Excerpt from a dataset
....
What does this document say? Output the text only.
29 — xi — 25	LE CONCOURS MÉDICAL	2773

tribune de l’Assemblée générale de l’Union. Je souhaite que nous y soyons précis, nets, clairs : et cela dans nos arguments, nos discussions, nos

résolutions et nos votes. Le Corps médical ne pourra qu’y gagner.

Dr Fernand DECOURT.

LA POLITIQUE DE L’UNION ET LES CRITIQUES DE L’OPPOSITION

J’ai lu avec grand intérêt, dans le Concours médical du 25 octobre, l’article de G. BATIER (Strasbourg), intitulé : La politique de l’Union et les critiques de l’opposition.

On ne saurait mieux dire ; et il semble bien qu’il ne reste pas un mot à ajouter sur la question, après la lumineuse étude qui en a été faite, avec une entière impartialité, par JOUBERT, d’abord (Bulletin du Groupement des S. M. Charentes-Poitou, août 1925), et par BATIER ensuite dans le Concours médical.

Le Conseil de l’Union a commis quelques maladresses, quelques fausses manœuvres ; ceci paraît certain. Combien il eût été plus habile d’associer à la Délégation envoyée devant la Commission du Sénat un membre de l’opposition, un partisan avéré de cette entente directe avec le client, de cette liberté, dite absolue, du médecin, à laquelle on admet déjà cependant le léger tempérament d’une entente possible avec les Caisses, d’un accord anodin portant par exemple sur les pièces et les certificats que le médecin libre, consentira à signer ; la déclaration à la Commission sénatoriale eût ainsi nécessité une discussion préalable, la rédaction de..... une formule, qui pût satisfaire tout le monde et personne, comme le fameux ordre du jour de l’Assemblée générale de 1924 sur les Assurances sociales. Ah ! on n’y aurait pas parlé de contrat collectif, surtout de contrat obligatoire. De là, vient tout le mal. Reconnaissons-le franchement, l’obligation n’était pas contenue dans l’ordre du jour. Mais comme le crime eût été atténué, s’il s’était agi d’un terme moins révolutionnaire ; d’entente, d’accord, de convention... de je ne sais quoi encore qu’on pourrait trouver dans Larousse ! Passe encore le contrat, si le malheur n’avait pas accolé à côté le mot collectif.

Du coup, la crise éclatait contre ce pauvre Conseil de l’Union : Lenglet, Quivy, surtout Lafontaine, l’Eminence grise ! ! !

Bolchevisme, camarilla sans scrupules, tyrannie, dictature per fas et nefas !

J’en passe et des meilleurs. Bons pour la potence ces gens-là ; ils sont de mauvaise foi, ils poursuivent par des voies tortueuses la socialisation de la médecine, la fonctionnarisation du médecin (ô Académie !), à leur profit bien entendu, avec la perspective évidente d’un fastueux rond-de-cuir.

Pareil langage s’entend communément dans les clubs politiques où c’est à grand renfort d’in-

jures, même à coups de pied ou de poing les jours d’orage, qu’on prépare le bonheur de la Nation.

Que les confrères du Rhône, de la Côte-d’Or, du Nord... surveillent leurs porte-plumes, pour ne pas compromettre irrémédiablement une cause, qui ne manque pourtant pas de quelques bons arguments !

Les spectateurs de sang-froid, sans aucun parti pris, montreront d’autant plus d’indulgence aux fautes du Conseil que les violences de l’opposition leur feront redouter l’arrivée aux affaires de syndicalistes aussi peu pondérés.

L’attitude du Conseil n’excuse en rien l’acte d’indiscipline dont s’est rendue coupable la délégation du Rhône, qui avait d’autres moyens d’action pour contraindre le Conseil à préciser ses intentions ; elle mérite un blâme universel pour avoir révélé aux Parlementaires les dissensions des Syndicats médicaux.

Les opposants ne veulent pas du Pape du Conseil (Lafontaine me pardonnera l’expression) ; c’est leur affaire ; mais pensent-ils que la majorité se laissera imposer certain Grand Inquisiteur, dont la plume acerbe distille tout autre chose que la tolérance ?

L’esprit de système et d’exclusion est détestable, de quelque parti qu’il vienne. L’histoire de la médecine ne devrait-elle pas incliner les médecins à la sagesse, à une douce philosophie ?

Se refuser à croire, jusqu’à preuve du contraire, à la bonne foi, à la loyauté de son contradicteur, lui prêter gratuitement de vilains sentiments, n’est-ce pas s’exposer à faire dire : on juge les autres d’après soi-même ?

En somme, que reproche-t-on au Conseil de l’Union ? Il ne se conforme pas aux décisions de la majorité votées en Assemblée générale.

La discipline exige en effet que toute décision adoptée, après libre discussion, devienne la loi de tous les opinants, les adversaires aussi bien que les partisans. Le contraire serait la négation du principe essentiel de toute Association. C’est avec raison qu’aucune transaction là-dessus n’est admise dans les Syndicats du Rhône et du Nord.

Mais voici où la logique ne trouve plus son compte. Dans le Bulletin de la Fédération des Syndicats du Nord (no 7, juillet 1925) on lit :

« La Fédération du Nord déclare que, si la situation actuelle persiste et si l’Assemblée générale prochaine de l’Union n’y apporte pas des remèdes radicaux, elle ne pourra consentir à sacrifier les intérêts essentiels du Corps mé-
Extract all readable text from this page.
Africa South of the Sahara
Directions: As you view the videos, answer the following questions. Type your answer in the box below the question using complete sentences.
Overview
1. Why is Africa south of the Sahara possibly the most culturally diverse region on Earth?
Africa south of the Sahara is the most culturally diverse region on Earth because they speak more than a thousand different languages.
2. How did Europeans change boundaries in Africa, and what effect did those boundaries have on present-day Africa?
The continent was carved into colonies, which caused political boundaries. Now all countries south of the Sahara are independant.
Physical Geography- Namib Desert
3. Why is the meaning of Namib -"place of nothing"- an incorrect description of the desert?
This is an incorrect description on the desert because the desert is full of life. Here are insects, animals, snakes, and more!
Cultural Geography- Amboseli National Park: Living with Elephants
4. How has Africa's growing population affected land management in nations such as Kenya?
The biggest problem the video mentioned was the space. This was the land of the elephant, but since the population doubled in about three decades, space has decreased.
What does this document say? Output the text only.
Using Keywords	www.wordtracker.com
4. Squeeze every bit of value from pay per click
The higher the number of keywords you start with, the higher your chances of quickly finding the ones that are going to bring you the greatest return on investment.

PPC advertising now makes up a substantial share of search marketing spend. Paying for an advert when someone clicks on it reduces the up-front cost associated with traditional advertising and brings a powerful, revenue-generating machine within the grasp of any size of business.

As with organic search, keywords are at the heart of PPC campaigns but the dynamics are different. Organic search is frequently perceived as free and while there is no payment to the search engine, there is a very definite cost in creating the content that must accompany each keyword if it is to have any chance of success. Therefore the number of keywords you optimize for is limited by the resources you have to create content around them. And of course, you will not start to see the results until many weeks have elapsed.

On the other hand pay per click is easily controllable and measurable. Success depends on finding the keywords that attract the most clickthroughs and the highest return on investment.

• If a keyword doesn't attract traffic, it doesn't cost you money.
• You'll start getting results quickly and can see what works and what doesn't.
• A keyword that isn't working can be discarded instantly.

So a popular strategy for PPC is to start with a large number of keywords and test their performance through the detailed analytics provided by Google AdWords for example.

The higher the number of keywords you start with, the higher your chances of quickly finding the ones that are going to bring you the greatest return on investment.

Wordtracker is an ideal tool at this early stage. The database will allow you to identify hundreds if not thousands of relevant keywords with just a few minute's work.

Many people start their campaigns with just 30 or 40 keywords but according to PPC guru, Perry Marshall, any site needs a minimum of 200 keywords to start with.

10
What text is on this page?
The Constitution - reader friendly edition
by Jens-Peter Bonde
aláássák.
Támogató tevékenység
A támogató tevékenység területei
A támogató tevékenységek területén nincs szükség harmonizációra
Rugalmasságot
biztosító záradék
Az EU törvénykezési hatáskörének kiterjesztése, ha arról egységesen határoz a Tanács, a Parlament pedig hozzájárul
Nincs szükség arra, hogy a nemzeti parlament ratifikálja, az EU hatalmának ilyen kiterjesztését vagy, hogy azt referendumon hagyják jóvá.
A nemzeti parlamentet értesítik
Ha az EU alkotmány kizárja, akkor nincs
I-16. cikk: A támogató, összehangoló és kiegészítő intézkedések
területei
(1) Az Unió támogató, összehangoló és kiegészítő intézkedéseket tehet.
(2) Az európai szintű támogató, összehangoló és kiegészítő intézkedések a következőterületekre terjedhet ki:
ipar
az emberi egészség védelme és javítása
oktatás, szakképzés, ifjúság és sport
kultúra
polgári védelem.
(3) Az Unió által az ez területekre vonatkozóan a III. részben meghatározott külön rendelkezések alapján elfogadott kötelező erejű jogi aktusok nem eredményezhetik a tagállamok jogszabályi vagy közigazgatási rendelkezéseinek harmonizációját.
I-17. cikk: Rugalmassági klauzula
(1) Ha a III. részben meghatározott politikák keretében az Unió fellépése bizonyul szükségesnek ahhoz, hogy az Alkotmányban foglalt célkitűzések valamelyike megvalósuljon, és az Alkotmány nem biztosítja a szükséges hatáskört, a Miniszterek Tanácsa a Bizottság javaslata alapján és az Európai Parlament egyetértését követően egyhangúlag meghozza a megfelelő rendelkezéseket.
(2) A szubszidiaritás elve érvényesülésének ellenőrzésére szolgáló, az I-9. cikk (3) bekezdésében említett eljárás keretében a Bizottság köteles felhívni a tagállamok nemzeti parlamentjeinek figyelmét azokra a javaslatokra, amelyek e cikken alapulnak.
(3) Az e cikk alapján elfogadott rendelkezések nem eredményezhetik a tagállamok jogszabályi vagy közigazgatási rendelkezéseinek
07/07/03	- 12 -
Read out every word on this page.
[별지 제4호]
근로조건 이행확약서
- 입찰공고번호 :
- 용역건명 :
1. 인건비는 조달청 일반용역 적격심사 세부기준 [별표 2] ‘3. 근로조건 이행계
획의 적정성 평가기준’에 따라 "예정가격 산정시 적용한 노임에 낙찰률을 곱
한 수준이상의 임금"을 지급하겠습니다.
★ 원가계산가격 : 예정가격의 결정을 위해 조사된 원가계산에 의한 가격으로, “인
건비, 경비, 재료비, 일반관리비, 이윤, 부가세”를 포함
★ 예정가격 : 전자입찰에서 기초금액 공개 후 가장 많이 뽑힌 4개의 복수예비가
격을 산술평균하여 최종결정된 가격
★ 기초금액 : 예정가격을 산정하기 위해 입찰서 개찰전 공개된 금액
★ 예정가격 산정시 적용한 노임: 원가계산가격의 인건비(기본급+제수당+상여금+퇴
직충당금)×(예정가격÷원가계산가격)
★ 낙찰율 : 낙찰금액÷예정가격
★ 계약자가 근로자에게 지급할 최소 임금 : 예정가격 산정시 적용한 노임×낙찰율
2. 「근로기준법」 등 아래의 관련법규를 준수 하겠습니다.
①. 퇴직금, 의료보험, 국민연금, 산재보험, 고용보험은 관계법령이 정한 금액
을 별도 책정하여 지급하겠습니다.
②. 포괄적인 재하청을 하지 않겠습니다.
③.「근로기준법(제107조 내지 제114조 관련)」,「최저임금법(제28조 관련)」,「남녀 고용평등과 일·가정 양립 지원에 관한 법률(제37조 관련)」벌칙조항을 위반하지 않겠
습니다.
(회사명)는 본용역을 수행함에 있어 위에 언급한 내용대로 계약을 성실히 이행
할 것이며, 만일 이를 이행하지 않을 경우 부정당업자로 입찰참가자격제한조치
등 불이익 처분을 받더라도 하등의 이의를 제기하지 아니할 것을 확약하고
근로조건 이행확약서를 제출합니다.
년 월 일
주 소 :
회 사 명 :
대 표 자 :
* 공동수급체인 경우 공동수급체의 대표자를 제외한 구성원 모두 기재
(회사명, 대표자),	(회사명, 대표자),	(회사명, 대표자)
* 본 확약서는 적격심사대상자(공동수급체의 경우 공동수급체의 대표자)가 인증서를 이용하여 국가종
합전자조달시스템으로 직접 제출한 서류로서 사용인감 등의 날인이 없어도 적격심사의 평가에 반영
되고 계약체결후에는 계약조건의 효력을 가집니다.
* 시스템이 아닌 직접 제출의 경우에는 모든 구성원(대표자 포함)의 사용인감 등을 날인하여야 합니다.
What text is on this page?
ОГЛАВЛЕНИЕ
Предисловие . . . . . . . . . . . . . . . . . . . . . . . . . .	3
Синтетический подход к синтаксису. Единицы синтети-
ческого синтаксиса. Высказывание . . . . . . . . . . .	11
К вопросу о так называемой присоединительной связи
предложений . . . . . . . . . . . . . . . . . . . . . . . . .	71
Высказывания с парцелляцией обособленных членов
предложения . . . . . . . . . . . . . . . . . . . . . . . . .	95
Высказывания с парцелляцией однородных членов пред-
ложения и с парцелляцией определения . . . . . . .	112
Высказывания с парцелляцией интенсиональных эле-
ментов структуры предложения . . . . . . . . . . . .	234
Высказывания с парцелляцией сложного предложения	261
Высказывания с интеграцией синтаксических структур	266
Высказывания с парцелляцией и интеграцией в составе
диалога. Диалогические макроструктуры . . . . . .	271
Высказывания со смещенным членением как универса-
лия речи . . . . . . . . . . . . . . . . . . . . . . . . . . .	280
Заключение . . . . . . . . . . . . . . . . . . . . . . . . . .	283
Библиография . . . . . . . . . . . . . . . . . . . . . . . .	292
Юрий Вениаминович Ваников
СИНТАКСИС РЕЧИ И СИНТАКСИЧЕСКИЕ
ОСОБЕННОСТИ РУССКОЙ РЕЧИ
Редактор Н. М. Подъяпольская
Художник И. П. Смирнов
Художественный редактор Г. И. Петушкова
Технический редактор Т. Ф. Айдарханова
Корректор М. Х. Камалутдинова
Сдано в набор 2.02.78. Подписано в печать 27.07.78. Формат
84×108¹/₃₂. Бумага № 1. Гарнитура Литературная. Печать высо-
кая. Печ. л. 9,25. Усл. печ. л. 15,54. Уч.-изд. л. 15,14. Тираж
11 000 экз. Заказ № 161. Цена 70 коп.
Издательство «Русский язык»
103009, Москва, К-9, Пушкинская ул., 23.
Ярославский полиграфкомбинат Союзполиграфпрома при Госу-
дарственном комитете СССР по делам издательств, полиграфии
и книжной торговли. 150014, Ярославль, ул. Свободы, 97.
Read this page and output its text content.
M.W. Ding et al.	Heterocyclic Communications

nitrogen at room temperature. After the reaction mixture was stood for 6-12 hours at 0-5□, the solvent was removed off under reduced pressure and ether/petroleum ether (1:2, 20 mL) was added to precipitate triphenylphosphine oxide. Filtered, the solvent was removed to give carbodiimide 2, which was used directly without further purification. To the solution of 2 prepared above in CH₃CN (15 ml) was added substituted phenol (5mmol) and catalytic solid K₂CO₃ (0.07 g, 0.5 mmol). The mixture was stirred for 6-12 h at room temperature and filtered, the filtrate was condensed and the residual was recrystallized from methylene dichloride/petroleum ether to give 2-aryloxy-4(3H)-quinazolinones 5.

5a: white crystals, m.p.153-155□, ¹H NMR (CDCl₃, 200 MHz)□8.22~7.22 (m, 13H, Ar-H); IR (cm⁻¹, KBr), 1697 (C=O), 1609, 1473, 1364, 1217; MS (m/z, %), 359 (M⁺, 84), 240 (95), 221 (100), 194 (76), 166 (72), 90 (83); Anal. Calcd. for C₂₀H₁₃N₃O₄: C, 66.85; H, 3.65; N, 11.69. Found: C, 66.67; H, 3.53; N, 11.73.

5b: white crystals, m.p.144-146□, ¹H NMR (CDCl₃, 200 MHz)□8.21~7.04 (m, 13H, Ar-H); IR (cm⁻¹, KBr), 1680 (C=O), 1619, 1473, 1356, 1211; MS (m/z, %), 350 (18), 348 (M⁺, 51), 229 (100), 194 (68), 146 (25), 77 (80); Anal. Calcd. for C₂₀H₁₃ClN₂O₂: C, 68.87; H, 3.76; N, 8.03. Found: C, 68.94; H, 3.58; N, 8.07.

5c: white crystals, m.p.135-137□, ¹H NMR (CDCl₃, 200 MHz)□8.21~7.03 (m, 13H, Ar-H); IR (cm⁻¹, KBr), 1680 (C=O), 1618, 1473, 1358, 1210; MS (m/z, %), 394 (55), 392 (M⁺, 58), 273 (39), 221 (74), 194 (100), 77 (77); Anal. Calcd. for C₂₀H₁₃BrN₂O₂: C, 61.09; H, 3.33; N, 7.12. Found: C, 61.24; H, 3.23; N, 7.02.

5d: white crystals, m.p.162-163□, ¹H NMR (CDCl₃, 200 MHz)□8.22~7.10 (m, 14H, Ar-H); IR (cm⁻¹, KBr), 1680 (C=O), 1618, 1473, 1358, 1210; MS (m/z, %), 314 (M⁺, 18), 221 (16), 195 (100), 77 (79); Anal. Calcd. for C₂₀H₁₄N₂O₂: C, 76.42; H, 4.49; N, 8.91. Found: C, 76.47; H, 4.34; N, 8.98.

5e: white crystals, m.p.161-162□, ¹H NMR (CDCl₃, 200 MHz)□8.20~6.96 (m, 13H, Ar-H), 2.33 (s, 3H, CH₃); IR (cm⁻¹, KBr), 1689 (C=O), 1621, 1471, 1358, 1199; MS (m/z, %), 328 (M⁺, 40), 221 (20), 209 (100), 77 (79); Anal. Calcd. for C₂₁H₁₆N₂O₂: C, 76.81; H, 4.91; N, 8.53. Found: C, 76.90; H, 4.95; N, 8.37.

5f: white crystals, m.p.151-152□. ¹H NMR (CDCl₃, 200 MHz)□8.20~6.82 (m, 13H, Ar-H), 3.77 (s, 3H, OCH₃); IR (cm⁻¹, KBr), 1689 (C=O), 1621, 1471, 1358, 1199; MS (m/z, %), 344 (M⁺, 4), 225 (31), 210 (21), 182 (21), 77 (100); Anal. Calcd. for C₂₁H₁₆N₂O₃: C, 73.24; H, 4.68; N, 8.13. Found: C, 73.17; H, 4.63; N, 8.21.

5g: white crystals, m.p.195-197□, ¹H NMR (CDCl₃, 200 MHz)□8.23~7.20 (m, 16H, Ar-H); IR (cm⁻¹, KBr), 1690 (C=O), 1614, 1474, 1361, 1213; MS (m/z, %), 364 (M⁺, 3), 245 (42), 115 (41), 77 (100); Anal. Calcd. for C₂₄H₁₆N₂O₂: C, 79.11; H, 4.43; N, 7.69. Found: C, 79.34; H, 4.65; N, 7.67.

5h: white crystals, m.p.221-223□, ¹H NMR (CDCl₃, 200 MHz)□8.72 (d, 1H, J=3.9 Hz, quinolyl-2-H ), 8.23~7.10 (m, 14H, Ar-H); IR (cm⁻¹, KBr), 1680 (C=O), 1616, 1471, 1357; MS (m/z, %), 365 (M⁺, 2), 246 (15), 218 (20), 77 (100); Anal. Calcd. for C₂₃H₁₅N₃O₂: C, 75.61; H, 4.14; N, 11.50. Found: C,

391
....
• _Work instructions_: Collect each line containing the string "every".

• _Answer in full_:
4. Squeeze every bit of value from pay per click
Read out every word on this page.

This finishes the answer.